Find the string "поставить" in the data, then copy every line where it is found.
● ● ●
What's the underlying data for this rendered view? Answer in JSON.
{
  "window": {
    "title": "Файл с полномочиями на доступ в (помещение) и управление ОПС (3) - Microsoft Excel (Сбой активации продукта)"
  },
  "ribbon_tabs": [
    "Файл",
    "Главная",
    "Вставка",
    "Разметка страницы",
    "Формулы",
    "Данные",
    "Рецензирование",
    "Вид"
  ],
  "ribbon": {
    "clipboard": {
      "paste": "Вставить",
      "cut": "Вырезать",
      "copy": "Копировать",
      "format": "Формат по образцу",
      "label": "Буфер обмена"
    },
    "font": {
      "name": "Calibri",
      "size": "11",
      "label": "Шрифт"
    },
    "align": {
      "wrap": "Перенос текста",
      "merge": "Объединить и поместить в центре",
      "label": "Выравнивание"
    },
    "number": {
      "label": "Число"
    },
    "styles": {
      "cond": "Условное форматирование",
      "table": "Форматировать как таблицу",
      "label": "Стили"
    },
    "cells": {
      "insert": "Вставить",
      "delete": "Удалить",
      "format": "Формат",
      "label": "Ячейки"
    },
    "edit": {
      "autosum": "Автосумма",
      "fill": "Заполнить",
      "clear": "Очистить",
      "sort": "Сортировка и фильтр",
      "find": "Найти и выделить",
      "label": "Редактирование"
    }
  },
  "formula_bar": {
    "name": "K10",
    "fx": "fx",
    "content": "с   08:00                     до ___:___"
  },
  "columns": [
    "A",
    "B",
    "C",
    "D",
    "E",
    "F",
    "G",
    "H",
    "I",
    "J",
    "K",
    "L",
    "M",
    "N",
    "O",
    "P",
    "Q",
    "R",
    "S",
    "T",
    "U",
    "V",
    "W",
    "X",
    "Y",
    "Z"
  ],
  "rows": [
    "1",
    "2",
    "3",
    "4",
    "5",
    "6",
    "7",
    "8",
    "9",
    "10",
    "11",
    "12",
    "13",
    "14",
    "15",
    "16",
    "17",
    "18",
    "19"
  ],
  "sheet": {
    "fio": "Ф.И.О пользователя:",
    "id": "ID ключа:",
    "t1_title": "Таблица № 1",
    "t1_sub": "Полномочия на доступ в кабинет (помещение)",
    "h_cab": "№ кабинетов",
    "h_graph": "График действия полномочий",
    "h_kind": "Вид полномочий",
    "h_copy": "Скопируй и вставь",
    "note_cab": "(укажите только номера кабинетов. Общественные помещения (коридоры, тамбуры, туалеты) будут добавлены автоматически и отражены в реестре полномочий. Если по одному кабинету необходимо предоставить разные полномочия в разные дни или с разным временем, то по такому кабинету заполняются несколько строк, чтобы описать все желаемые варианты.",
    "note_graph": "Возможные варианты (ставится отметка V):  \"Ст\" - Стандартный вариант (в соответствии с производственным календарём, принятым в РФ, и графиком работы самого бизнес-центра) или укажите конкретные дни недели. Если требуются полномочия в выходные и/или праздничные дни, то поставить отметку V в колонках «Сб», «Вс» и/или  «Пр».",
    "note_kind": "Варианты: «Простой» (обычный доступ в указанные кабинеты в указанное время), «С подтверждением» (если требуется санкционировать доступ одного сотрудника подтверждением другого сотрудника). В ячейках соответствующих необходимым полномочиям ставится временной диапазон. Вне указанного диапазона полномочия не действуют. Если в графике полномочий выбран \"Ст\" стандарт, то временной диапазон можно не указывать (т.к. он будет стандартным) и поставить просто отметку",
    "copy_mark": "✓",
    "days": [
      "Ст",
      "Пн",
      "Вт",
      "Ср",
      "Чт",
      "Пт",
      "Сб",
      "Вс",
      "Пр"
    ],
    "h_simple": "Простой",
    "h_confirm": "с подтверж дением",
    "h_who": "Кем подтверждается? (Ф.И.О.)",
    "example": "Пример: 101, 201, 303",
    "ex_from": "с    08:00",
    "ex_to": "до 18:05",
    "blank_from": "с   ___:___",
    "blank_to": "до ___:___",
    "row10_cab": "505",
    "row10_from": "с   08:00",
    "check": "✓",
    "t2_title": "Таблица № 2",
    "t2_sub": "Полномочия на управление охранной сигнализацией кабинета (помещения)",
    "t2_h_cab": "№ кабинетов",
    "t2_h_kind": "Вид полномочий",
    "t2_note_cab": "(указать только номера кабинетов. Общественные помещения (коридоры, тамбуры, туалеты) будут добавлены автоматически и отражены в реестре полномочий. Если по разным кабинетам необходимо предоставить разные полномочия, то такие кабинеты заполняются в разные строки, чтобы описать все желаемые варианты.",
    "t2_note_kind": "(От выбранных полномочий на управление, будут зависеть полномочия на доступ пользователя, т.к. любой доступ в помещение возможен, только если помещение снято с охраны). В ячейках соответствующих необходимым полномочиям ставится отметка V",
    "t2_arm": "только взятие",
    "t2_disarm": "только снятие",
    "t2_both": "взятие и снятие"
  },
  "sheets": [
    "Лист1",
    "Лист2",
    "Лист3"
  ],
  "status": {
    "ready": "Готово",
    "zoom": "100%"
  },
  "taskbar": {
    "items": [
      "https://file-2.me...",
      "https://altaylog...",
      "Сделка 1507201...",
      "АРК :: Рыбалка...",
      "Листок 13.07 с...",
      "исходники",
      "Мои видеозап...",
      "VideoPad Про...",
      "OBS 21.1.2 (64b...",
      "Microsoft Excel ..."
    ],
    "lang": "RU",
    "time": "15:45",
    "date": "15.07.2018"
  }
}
● ● ●
*THE COMPLETED TASK:*
    "note_graph": "Возможные варианты (ставится отметка V):  \"Ст\" - Стандартный вариант (в соответствии с производственным календарём, принятым в РФ, и графиком работы самого бизнес-центра) или укажите конкретные дни недели. Если требуются полномочия в выходные и/или праздничные дни, то поставить отметку V в колонках «Сб», «Вс» и/или  «Пр».",
    "note_kind": "Варианты: «Простой» (обычный доступ в указанные кабинеты в указанное время), «С подтверждением» (если требуется санкционировать доступ одного сотрудника подтверждением другого сотрудника). В ячейках соответствующих необходимым полномочиям ставится временной диапазон. Вне указанного диапазона полномочия не действуют. Если в графике полномочий выбран \"Ст\" стандарт, то временной диапазон можно не указывать (т.к. он будет стандартным) и поставить просто отметку",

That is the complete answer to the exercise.